A run of records:
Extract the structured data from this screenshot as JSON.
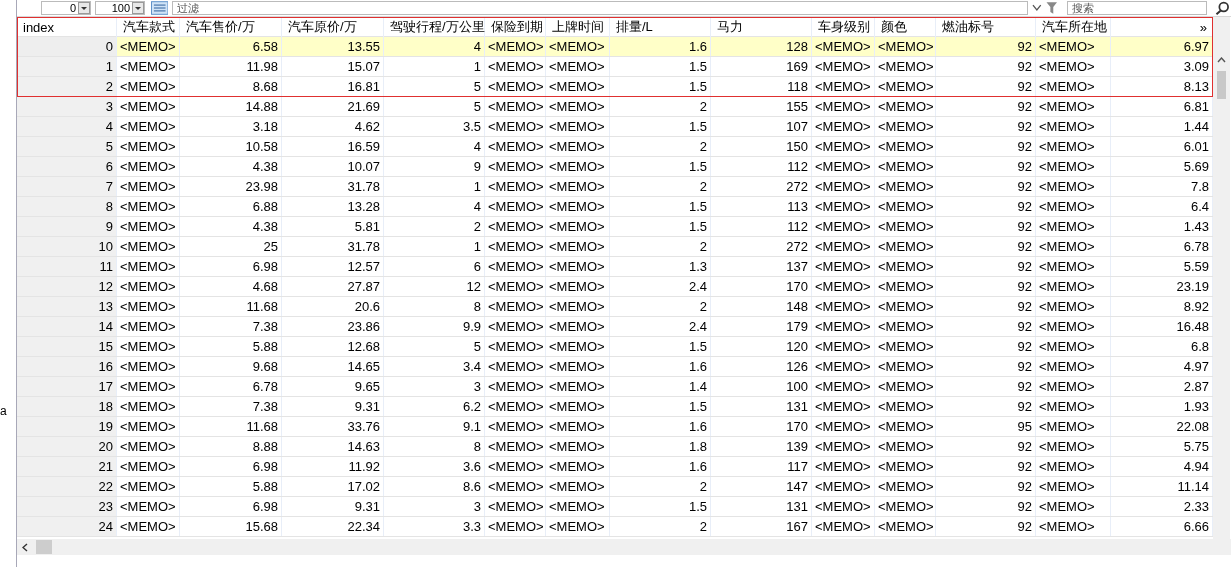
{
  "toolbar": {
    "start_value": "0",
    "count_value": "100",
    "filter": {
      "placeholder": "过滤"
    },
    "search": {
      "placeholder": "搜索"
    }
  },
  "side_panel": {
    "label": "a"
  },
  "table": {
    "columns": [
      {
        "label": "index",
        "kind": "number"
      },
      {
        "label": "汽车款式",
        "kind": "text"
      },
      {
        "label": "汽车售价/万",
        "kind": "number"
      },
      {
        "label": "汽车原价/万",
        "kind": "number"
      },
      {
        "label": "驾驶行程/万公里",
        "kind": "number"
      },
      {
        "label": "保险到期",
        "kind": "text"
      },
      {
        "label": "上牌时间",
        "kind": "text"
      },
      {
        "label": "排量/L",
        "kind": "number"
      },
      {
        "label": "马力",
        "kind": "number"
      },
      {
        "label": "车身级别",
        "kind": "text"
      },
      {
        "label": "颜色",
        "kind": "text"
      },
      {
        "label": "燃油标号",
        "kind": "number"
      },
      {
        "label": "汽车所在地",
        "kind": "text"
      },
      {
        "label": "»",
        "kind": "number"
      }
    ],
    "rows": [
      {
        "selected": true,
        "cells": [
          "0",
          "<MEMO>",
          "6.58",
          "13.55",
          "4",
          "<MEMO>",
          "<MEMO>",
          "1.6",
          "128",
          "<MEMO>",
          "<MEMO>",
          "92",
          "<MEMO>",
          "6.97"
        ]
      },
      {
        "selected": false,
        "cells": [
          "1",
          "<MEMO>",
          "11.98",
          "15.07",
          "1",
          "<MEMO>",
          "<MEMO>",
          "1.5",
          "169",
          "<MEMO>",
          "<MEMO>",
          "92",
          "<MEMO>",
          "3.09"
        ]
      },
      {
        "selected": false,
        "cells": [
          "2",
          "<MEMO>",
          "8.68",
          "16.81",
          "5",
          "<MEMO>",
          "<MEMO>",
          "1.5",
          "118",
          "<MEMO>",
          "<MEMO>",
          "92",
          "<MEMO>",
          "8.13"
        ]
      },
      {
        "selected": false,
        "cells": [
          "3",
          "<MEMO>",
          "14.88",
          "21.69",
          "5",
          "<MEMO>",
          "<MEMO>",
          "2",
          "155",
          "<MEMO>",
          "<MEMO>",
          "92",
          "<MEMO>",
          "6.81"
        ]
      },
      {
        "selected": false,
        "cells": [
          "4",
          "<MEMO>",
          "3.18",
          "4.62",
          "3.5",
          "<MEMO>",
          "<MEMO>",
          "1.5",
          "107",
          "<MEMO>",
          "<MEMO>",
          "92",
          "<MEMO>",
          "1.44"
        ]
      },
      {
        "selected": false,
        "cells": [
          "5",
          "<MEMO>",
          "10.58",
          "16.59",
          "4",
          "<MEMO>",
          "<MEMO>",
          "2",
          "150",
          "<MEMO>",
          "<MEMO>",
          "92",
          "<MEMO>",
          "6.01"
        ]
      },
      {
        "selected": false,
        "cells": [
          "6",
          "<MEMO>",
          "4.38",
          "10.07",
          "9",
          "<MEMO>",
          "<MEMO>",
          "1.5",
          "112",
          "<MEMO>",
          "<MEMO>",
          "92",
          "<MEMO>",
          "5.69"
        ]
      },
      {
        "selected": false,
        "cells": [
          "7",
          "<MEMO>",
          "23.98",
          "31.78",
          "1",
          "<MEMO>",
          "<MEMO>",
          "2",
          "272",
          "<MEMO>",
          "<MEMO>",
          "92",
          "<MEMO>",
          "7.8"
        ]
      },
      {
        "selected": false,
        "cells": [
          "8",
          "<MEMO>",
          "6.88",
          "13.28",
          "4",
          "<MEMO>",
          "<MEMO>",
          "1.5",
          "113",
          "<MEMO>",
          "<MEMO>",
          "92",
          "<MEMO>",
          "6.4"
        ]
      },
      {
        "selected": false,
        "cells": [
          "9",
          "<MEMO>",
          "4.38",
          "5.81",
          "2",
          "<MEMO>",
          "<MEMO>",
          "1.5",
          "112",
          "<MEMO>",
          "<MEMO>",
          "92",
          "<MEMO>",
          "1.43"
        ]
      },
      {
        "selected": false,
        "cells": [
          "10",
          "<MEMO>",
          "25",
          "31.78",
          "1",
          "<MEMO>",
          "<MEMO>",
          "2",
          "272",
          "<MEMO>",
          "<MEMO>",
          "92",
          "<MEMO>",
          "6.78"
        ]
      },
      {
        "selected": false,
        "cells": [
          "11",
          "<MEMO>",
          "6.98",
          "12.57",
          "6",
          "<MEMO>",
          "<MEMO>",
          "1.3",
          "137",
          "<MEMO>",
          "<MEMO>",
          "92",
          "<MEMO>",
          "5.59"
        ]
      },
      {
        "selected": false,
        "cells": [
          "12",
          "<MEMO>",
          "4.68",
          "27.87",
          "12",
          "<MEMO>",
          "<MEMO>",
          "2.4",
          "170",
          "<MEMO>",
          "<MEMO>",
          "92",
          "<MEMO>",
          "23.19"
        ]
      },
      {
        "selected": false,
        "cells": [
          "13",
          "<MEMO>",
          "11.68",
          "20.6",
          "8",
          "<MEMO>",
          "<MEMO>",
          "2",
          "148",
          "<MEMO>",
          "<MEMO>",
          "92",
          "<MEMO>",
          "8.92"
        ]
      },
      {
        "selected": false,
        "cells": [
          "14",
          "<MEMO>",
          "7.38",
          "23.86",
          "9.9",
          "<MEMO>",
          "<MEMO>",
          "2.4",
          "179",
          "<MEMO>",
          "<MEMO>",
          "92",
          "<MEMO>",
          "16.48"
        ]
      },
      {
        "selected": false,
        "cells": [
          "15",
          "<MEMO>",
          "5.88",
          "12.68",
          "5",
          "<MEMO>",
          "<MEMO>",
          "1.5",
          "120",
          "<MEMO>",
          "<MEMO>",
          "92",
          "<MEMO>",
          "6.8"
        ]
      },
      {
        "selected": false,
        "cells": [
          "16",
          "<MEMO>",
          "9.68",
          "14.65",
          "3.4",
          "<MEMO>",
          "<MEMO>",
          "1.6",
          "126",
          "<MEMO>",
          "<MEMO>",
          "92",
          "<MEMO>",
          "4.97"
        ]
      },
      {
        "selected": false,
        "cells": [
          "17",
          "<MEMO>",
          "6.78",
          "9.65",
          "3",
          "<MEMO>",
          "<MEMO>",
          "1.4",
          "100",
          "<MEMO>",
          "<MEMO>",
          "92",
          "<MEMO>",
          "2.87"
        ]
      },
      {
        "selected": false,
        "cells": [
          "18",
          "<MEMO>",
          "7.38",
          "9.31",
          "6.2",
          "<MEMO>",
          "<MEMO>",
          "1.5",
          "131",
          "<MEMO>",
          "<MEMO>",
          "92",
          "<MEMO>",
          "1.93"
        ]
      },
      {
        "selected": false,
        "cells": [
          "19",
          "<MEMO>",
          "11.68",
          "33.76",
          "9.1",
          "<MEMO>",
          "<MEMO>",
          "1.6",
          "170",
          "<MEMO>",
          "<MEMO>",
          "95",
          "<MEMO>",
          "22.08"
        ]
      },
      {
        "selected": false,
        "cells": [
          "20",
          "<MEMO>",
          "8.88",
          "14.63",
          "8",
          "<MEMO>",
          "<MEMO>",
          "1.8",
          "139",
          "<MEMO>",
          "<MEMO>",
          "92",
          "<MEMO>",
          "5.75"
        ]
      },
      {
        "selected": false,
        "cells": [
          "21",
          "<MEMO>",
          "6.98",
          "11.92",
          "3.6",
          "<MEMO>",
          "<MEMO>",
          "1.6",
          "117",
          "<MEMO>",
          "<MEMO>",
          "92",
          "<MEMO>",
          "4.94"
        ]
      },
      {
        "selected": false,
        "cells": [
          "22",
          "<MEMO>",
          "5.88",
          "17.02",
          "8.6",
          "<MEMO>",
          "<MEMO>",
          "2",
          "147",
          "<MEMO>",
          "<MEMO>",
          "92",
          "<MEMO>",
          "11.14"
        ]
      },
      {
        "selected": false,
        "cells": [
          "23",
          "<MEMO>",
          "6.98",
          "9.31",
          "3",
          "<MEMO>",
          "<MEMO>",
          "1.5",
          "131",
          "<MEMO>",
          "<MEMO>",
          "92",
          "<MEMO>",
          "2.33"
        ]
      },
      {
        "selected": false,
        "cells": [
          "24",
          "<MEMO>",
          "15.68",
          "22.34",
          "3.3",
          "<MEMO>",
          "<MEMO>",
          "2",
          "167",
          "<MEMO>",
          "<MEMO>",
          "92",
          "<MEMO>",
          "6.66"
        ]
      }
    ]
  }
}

* * *

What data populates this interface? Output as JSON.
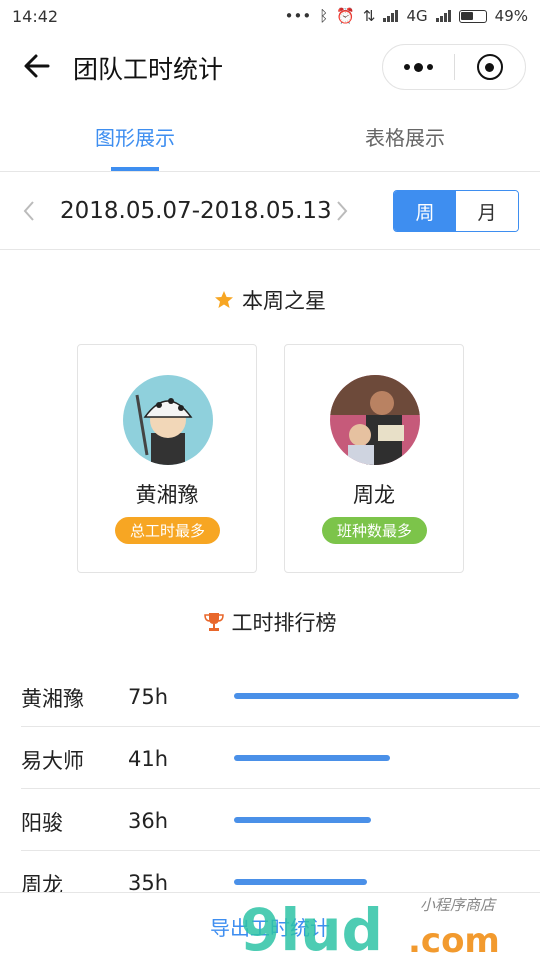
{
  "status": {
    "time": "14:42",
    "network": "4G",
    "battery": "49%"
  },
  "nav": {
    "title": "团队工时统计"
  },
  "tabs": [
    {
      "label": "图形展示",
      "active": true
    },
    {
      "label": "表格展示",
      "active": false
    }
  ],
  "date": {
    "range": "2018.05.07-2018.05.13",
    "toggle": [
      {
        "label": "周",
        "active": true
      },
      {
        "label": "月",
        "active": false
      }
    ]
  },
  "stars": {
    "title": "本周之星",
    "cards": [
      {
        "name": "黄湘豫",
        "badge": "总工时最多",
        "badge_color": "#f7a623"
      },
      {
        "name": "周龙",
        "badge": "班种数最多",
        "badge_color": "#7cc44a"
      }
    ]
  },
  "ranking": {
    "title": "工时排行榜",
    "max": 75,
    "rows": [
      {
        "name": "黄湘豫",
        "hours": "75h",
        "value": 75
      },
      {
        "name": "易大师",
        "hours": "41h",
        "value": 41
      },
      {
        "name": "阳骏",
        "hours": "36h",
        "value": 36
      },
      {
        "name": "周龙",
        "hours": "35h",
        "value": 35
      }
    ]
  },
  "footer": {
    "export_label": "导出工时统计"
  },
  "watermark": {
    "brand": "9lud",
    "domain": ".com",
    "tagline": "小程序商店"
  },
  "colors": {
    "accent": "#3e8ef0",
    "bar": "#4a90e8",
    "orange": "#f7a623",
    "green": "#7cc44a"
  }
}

==

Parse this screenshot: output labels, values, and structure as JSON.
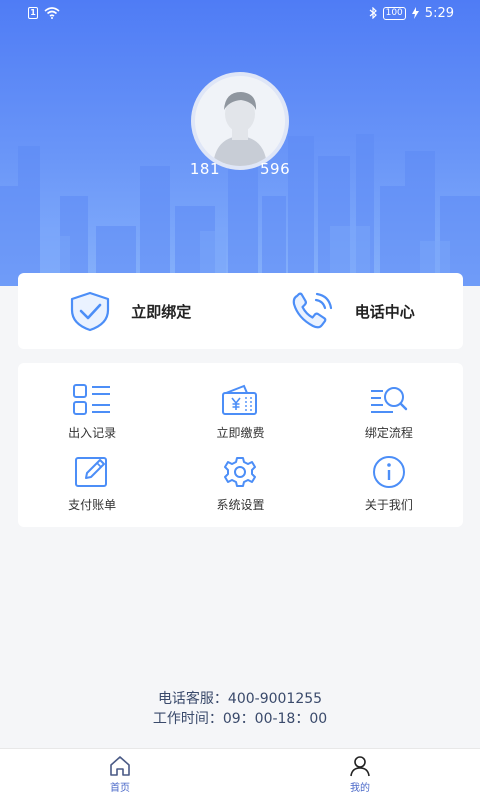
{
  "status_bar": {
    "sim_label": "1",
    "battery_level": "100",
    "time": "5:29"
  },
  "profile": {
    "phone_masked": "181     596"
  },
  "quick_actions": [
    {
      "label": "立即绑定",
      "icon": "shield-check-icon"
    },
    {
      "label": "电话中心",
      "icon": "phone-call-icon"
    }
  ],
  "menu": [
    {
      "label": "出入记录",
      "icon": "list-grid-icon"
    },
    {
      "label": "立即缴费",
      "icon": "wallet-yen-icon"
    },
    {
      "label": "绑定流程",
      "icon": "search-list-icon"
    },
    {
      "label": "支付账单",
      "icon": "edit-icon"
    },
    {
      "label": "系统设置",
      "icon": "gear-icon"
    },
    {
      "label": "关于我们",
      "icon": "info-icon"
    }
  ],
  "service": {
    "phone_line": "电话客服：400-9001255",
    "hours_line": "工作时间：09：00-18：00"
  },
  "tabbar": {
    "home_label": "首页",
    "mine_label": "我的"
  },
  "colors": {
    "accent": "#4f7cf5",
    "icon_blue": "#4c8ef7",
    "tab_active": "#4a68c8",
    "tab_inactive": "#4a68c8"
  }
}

# Written task
What is the number of lines that hold the string "true"? Reply with that number alone.

# Response below
3